>> START DATA LINES
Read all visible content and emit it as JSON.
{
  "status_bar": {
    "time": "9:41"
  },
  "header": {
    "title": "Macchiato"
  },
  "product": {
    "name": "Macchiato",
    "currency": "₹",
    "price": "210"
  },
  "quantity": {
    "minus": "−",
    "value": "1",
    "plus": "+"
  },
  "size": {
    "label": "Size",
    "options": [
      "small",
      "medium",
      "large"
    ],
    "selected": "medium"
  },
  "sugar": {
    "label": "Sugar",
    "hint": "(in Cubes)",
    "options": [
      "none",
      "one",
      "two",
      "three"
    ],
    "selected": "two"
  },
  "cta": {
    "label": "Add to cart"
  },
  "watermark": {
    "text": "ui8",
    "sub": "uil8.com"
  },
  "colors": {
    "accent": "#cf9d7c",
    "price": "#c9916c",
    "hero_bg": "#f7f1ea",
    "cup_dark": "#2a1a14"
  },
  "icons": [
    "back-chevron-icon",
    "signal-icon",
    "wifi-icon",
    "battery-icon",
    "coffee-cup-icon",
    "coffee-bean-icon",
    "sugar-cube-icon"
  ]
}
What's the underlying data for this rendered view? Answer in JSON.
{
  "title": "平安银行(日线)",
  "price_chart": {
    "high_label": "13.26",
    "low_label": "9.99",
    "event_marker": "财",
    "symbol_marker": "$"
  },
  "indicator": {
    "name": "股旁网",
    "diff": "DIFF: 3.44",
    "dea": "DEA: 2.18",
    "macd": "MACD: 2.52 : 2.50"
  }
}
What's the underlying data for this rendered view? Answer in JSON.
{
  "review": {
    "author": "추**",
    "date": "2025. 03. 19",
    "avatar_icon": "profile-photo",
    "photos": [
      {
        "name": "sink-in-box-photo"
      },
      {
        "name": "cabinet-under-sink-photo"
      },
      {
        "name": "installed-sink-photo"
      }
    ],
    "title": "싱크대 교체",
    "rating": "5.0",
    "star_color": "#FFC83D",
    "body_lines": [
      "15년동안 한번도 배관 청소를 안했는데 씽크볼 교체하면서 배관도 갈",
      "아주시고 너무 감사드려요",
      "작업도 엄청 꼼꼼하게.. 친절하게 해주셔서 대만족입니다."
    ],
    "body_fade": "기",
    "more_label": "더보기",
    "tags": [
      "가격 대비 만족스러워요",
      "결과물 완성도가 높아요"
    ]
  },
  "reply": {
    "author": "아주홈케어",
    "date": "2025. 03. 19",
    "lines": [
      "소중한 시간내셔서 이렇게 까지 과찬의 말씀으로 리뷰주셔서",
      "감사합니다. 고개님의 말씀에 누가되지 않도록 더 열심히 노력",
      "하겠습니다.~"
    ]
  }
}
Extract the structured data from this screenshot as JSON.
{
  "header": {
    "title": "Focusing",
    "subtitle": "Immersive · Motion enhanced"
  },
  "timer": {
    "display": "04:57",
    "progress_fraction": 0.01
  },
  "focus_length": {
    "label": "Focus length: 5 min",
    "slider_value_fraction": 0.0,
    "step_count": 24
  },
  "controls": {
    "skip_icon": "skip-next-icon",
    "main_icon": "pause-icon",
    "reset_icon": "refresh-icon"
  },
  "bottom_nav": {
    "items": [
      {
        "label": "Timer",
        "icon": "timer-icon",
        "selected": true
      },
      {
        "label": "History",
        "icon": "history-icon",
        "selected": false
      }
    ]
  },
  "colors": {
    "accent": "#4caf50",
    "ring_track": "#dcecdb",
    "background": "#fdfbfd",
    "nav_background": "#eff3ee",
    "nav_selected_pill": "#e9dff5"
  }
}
>> END DATA LINES
▸ **DIRECTIVE**:
Exact output of every entry is required.

▸ **WRITTEN ANSWER**:
Read all visible content and emit it as JSON.
{
  "status_bar": {
    "time": "9:41"
  },
  "header": {
    "title": "Macchiato"
  },
  "product": {
    "name": "Macchiato",
    "currency": "₹",
    "price": "210"
  },
  "quantity": {
    "minus": "−",
    "value": "1",
    "plus": "+"
  },
  "size": {
    "label": "Size",
    "options": [
      "small",
      "medium",
      "large"
    ],
    "selected": "medium"
  },
  "sugar": {
    "label": "Sugar",
    "hint": "(in Cubes)",
    "options": [
      "none",
      "one",
      "two",
      "three"
    ],
    "selected": "two"
  },
  "cta": {
    "label": "Add to cart"
  },
  "watermark": {
    "text": "ui8",
    "sub": "uil8.com"
  },
  "colors": {
    "accent": "#cf9d7c",
    "price": "#c9916c",
    "hero_bg": "#f7f1ea",
    "cup_dark": "#2a1a14"
  },
  "icons": [
    "back-chevron-icon",
    "signal-icon",
    "wifi-icon",
    "battery-icon",
    "coffee-cup-icon",
    "coffee-bean-icon",
    "sugar-cube-icon"
  ]
}
What's the underlying data for this rendered view? Answer in JSON.
{
  "title": "平安银行(日线)",
  "price_chart": {
    "high_label": "13.26",
    "low_label": "9.99",
    "event_marker": "财",
    "symbol_marker": "$"
  },
  "indicator": {
    "name": "股旁网",
    "diff": "DIFF: 3.44",
    "dea": "DEA: 2.18",
    "macd": "MACD: 2.52 : 2.50"
  }
}
What's the underlying data for this rendered view? Answer in JSON.
{
  "review": {
    "author": "추**",
    "date": "2025. 03. 19",
    "avatar_icon": "profile-photo",
    "photos": [
      {
        "name": "sink-in-box-photo"
      },
      {
        "name": "cabinet-under-sink-photo"
      },
      {
        "name": "installed-sink-photo"
      }
    ],
    "title": "싱크대 교체",
    "rating": "5.0",
    "star_color": "#FFC83D",
    "body_lines": [
      "15년동안 한번도 배관 청소를 안했는데 씽크볼 교체하면서 배관도 갈",
      "아주시고 너무 감사드려요",
      "작업도 엄청 꼼꼼하게.. 친절하게 해주셔서 대만족입니다."
    ],
    "body_fade": "기",
    "more_label": "더보기",
    "tags": [
      "가격 대비 만족스러워요",
      "결과물 완성도가 높아요"
    ]
  },
  "reply": {
    "author": "아주홈케어",
    "date": "2025. 03. 19",
    "lines": [
      "소중한 시간내셔서 이렇게 까지 과찬의 말씀으로 리뷰주셔서",
      "감사합니다. 고개님의 말씀에 누가되지 않도록 더 열심히 노력",
      "하겠습니다.~"
    ]
  }
}
Extract the structured data from this screenshot as JSON.
{
  "header": {
    "title": "Focusing",
    "subtitle": "Immersive · Motion enhanced"
  },
  "timer": {
    "display": "04:57",
    "progress_fraction": 0.01
  },
  "focus_length": {
    "label": "Focus length: 5 min",
    "slider_value_fraction": 0.0,
    "step_count": 24
  },
  "controls": {
    "skip_icon": "skip-next-icon",
    "main_icon": "pause-icon",
    "reset_icon": "refresh-icon"
  },
  "bottom_nav": {
    "items": [
      {
        "label": "Timer",
        "icon": "timer-icon",
        "selected": true
      },
      {
        "label": "History",
        "icon": "history-icon",
        "selected": false
      }
    ]
  },
  "colors": {
    "accent": "#4caf50",
    "ring_track": "#dcecdb",
    "background": "#fdfbfd",
    "nav_background": "#eff3ee",
    "nav_selected_pill": "#e9dff5"
  }
}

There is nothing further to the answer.